### REQUIRED WORK:
Continue the excerpt about estimating the Haiti earthquake death toll, starting right after its final sentence.

### PAGE EXCERPT:
· · ·

The fact that the earthquake, with a magnitude of 7, devastated Port-au-Prince, Haiti’s capital, virtually paralyzing a government that was hard-pressed to count the living in normal times, only compounded the problem.

“There are a lot of similarities with war here,” said Dr. Frederick M. Burkle, an expert on disaster response. “When you have poor countries, poor governance and poor baseline demographics, things can vary quite a bit.”

It is also virtually impossible to extrapolate the toll from an earthquake in one country to another. Factors like building materials and population density vary too much to make any such comparison scientific.

The adobe material in Bam, for example, was much more likely to suffocate people than the concrete in Haiti. The earthquake that virtually leveled Bam was a magnitude 6.3. The first government estimates pointed to more than 41,000 dead among an area population of 142,000. Eventually, the number settled at 26,271.

Round numbers are a sure sign that nobody knows, said Dr. Claude de Ville de Goyet, a Belgian expert on disaster emergency medicine. It takes a real count to establish a better figure. But in Haiti, where estimates of the dead now run from 50,000 to 200,000 or more, no one is sure that will ever happen.

· · ·

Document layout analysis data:
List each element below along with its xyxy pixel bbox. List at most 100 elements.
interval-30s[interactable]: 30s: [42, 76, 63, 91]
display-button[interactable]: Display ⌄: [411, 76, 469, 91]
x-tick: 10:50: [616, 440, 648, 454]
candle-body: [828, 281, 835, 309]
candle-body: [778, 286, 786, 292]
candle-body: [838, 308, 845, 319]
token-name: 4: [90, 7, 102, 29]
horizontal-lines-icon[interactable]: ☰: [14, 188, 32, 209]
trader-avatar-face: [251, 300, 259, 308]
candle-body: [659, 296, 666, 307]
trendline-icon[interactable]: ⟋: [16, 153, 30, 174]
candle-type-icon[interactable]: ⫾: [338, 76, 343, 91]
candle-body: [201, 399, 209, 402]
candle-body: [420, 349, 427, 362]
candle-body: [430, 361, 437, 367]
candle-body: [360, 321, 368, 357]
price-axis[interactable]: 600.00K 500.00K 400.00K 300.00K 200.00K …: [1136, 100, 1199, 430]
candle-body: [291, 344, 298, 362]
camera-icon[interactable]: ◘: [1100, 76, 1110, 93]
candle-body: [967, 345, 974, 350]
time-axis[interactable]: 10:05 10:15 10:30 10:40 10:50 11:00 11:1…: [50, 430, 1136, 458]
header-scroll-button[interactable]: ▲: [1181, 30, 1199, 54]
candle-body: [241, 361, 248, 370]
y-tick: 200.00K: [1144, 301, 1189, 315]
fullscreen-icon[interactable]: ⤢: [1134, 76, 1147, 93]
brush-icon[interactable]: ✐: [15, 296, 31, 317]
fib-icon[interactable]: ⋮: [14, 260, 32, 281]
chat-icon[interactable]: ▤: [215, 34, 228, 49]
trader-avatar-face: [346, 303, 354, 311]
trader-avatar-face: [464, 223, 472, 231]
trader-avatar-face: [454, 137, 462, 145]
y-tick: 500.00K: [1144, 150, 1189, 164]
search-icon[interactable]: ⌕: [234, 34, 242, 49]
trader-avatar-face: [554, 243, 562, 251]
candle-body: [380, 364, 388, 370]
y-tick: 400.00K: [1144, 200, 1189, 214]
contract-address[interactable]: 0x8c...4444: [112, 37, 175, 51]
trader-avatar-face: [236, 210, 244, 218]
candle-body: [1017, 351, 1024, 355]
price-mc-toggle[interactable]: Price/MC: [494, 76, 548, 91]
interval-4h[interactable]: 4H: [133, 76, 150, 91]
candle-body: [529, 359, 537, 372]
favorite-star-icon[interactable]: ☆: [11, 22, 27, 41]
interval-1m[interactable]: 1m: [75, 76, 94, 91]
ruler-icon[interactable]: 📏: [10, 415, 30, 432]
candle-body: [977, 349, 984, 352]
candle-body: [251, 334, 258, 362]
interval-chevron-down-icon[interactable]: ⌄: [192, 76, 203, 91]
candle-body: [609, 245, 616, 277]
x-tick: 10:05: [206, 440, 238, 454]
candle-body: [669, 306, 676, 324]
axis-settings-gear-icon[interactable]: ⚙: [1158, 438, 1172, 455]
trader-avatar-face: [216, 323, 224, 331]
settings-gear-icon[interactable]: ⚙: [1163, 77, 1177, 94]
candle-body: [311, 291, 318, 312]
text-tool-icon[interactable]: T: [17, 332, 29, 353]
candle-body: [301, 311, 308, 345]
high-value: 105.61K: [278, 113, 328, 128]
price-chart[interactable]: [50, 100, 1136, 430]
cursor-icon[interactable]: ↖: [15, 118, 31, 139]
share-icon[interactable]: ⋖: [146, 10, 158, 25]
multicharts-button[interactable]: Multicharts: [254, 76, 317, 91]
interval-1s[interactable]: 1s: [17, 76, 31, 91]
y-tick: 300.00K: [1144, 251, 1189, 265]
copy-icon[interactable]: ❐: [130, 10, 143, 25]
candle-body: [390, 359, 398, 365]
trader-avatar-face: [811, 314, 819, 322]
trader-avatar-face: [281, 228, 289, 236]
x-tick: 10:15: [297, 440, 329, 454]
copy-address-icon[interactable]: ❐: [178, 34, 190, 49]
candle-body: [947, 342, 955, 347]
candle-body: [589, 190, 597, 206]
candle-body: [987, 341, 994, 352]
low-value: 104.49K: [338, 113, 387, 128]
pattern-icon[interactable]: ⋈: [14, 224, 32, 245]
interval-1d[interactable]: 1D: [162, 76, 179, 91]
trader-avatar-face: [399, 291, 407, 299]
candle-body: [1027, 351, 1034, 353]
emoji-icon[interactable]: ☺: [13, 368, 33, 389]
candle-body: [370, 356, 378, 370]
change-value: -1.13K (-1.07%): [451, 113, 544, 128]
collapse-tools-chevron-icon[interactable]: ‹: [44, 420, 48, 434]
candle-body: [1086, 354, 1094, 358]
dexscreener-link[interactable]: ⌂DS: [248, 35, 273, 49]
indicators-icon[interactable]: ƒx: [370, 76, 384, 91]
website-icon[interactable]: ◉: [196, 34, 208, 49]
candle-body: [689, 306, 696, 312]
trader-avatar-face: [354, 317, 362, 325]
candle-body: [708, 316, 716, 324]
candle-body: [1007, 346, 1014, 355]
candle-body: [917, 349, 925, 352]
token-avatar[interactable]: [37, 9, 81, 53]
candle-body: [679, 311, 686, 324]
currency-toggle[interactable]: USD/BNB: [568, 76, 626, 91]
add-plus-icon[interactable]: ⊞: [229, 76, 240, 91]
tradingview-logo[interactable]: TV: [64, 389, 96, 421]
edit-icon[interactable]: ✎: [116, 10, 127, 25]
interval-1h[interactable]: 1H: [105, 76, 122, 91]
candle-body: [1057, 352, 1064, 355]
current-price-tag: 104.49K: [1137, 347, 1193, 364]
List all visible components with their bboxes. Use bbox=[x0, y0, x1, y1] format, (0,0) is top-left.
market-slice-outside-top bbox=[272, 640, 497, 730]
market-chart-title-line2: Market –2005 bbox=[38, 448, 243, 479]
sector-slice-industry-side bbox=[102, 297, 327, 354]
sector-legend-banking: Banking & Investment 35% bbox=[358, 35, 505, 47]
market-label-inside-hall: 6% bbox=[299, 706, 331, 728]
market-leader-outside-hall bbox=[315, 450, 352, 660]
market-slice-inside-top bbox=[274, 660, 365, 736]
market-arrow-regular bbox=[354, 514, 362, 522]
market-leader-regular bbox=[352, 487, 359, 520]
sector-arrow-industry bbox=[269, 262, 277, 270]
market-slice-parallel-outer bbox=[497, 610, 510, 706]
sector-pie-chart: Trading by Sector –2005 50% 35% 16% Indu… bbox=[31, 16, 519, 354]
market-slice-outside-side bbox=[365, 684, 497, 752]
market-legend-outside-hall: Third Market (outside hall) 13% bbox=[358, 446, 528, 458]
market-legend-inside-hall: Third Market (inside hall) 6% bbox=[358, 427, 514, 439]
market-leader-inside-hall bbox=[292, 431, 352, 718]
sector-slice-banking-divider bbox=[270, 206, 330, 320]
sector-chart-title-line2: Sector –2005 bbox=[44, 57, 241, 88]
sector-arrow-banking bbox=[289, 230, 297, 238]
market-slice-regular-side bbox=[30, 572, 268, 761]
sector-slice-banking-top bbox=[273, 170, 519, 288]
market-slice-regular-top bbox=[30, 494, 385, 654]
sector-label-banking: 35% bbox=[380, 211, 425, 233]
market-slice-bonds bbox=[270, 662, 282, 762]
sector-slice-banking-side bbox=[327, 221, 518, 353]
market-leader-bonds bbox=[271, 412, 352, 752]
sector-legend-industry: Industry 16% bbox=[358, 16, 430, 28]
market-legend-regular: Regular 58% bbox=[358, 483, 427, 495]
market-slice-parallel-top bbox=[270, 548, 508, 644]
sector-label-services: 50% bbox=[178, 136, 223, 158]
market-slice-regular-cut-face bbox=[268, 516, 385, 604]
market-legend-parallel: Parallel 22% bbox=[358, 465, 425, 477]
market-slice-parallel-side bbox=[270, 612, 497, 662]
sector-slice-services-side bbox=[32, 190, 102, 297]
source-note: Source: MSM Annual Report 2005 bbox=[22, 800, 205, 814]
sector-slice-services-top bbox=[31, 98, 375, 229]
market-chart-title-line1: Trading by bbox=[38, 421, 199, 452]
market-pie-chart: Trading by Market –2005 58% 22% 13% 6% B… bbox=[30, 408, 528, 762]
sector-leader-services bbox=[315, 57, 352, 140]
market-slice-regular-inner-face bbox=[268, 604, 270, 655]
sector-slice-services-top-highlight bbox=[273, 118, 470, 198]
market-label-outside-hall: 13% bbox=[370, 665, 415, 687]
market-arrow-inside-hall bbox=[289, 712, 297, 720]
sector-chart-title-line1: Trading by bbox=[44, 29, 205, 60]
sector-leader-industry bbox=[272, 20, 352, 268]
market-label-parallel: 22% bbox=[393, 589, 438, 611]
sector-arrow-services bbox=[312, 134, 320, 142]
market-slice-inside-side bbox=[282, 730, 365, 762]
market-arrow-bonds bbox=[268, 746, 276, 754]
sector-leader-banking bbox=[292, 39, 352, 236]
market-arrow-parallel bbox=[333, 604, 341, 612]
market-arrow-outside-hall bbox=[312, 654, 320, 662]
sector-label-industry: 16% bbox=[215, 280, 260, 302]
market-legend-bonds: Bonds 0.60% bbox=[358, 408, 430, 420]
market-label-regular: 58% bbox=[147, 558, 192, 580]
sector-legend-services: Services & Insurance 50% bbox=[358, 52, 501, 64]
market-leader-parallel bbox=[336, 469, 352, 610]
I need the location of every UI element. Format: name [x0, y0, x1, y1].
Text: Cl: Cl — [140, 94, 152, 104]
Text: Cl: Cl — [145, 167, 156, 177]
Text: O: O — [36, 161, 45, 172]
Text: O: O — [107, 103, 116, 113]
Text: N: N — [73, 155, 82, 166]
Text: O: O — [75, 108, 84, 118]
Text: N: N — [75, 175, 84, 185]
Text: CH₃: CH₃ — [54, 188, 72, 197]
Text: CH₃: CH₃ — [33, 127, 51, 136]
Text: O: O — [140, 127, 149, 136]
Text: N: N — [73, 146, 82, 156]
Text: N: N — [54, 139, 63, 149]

· · ·

### EXERCISE RESULT:
“I don’t think we will ever know what the death toll is from this earthquake,” said Edmond Mulet, the newly appointed head of United Nations operations in Haiti. People are burying bodies by themselves, many have been thrown into dumps outside the city and an untold number still lie under the rubble, he said.

On Wednesday, United Nations officials began quoting an estimated number of bodies buried at 75,000, which they called the Haitian government figure. But the most common reaction among both United Nations and Haitian officials is that there are too many problems coping with the dire needs of the living to worry about the dead.

“We pass through the bodies, we saw the bodies, we don’t have time to count them right now,” said Guiteau Jean-Pierre, the director of the Haitian Red Cross.

Usually the death toll in earthquakes emerges as a subset of the number of missing persons reported, with some of them turning up later alive and some buried in the rubble. Haitians are being encouraged to report all the missing to the mayor’s office or branches of the Department of Civil Protection, but again it is not clear how representative their lists may be at this point, Mr. Jean-Pierre said, with so many focused on survival or escaping Port-au-Prince.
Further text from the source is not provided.